> [Problem details]:
Wherever the string "Comparison" occurs in a line of these records, report that line.

> [Provided information]:

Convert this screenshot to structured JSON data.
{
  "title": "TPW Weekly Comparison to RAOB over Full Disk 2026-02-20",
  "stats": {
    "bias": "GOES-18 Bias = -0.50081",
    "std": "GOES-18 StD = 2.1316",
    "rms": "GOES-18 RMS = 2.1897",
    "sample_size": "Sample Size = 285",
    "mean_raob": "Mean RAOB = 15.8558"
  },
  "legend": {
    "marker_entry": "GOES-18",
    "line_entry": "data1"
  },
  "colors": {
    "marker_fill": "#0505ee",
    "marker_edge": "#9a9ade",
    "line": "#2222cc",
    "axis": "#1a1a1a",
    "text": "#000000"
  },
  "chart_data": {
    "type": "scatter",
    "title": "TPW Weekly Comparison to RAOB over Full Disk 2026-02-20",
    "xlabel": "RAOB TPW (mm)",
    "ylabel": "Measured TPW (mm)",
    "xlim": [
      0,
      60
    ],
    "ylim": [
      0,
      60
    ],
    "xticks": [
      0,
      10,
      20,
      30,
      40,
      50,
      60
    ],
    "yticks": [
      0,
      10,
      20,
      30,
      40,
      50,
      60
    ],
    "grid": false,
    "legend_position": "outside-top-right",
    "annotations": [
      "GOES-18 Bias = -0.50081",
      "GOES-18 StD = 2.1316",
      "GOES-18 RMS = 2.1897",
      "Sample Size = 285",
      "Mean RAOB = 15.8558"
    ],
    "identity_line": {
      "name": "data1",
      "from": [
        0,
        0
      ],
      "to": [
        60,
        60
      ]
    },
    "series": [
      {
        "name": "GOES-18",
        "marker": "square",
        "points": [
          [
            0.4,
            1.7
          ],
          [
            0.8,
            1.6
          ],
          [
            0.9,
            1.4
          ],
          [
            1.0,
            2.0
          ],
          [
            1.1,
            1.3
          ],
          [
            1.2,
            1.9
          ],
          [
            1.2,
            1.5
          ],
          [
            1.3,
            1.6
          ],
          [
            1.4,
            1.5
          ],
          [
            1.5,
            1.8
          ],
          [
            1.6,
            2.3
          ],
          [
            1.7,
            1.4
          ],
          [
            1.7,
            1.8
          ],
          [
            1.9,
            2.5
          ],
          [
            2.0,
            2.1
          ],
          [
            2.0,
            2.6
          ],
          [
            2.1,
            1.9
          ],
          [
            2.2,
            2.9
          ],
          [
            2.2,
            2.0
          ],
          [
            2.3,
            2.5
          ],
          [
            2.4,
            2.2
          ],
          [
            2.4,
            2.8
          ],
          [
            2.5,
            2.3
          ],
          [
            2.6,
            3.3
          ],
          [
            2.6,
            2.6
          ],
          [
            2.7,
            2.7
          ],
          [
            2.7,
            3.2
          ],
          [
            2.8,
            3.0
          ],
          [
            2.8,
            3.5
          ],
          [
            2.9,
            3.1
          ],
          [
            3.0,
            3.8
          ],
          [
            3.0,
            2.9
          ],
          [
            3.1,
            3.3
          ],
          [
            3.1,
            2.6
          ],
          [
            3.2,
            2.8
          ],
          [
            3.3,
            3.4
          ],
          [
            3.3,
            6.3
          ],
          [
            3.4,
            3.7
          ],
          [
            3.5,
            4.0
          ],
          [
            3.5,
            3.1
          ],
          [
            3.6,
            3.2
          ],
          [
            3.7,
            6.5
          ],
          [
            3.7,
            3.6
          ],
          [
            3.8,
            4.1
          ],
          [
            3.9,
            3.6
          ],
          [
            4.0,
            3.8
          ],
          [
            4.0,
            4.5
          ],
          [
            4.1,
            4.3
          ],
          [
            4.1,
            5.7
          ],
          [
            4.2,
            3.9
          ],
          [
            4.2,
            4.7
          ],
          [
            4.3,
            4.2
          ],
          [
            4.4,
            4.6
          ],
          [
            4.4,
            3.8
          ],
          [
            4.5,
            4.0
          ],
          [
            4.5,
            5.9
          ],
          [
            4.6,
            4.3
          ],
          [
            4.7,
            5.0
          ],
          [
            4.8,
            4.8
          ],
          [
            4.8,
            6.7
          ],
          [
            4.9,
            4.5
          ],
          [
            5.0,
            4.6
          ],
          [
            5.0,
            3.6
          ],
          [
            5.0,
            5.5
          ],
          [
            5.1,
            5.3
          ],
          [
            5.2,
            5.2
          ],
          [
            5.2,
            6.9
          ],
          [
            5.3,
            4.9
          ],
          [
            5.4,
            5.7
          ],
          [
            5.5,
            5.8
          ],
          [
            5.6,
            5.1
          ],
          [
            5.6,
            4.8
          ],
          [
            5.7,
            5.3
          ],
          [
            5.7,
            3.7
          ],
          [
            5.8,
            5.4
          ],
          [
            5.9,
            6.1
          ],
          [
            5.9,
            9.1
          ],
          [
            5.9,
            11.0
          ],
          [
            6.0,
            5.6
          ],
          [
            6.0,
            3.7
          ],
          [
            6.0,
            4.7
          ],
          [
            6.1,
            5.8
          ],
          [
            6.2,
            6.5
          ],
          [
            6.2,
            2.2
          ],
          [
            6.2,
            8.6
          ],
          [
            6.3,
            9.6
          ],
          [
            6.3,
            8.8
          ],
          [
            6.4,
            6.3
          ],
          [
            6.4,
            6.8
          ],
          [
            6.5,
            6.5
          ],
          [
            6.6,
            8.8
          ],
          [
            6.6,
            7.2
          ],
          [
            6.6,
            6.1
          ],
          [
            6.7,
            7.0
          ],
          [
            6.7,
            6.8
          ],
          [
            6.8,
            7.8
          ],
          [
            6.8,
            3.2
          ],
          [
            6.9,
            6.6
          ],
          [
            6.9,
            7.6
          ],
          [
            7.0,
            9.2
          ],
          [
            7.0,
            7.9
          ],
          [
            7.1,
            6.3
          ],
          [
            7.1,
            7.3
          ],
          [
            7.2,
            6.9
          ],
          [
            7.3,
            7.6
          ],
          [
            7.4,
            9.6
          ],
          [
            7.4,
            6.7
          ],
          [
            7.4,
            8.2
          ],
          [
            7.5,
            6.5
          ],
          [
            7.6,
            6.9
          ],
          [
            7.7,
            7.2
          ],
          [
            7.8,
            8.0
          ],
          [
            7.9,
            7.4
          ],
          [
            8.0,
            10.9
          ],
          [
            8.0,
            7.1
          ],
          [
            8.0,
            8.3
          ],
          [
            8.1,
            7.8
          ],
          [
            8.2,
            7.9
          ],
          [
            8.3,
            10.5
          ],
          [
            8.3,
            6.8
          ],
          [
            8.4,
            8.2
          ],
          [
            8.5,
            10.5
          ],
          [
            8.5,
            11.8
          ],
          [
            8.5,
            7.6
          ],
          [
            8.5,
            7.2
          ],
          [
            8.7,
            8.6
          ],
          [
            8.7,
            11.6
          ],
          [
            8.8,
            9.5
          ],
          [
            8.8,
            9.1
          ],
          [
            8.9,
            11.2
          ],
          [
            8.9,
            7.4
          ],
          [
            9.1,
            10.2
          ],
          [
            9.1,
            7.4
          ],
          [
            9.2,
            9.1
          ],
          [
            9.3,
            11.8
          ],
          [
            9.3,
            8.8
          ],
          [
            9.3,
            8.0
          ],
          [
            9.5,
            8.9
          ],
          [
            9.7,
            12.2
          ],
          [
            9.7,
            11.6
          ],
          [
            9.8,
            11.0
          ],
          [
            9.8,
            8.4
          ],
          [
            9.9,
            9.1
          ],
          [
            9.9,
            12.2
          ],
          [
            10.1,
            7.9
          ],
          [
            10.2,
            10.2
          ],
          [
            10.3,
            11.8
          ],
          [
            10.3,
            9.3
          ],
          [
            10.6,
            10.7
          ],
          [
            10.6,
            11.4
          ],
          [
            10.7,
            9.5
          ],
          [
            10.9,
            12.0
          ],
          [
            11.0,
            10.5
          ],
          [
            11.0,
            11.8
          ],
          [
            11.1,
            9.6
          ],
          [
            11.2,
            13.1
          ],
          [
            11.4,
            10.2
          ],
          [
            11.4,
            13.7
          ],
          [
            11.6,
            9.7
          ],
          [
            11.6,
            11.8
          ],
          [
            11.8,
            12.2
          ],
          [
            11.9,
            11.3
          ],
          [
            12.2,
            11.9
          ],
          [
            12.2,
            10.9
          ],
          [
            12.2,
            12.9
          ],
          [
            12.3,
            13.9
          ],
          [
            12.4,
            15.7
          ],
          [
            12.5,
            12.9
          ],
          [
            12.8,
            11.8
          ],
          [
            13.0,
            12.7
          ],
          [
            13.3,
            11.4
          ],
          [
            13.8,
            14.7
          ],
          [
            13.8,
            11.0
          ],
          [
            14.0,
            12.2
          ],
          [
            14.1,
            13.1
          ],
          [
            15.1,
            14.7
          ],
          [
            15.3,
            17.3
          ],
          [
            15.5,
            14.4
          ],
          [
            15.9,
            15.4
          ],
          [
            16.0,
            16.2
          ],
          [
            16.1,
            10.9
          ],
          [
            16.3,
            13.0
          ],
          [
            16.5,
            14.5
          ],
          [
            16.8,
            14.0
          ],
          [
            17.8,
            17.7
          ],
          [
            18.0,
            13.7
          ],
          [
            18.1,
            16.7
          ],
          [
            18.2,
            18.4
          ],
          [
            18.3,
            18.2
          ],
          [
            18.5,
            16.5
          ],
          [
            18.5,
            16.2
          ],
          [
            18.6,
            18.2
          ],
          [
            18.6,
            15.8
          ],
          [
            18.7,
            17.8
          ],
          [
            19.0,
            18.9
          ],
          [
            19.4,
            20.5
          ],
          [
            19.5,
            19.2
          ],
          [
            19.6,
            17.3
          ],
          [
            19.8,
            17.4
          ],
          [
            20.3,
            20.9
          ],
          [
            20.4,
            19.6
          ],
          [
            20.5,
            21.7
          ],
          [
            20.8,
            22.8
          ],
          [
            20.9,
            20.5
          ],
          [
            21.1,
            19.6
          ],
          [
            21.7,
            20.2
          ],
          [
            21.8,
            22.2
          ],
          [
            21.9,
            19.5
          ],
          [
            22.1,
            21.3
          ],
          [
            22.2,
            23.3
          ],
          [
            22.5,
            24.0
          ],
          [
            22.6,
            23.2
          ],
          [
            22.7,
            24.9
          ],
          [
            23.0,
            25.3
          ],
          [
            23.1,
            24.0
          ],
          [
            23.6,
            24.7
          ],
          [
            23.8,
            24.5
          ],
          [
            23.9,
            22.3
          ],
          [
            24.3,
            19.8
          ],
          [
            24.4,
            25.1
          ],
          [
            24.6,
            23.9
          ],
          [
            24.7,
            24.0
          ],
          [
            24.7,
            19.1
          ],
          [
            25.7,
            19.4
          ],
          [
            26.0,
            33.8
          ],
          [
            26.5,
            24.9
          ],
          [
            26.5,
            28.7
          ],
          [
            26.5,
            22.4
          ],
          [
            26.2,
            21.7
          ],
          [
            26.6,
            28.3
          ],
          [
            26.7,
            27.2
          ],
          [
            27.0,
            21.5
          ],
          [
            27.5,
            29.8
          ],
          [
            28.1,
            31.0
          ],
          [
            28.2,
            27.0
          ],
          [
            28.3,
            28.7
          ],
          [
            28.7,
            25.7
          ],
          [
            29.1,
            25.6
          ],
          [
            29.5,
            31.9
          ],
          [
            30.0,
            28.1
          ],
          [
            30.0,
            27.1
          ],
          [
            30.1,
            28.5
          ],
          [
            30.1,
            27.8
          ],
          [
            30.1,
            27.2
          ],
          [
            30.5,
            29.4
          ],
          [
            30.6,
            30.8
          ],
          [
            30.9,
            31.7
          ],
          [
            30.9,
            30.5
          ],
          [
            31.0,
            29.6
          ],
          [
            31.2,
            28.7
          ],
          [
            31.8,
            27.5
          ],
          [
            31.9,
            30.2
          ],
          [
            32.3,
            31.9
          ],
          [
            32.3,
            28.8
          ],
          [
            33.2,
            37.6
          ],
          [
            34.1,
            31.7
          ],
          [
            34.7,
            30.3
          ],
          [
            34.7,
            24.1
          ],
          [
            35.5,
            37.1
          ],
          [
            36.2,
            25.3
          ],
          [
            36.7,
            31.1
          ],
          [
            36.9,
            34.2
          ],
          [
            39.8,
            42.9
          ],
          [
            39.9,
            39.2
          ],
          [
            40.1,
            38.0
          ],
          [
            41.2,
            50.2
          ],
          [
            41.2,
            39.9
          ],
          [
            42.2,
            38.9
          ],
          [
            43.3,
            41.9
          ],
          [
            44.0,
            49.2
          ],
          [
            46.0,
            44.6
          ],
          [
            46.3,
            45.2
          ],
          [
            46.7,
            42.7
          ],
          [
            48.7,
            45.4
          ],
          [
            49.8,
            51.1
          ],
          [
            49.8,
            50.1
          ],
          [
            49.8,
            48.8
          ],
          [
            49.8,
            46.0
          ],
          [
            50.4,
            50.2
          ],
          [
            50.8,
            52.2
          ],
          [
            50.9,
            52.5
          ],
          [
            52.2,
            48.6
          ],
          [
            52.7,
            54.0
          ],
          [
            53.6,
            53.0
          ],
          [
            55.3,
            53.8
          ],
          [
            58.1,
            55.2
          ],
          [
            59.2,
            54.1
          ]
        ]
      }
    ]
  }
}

> [Task output]:
  "title": "TPW Weekly Comparison to RAOB over Full Disk 2026-02-20",
    "title": "TPW Weekly Comparison to RAOB over Full Disk 2026-02-20",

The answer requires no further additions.